> WRITTEN REQUEST
Restate the full set of records exactly, word for word.

┌─ LISTING

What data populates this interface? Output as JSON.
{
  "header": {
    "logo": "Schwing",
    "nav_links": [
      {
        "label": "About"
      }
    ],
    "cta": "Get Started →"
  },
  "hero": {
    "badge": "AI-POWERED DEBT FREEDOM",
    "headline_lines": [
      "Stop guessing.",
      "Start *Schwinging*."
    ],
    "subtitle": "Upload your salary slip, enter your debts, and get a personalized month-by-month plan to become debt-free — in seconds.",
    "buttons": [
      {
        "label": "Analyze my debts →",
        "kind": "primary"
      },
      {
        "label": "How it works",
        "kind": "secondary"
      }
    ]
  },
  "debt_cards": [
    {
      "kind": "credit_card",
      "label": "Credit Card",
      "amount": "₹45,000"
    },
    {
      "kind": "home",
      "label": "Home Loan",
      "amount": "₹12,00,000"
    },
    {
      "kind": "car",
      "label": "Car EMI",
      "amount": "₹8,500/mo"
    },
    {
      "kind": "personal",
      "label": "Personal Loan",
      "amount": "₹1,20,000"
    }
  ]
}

└─

> EXPECTED ANSWER
What data populates this interface? Output as JSON.
{
  "header": {
    "logo": "Schwing",
    "nav_links": [
      {
        "label": "About"
      }
    ],
    "cta": "Get Started →"
  },
  "hero": {
    "badge": "AI-POWERED DEBT FREEDOM",
    "headline_lines": [
      "Stop guessing.",
      "Start *Schwinging*."
    ],
    "subtitle": "Upload your salary slip, enter your debts, and get a personalized month-by-month plan to become debt-free — in seconds.",
    "buttons": [
      {
        "label": "Analyze my debts →",
        "kind": "primary"
      },
      {
        "label": "How it works",
        "kind": "secondary"
      }
    ]
  },
  "debt_cards": [
    {
      "kind": "credit_card",
      "label": "Credit Card",
      "amount": "₹45,000"
    },
    {
      "kind": "home",
      "label": "Home Loan",
      "amount": "₹12,00,000"
    },
    {
      "kind": "car",
      "label": "Car EMI",
      "amount": "₹8,500/mo"
    },
    {
      "kind": "personal",
      "label": "Personal Loan",
      "amount": "₹1,20,000"
    }
  ]
}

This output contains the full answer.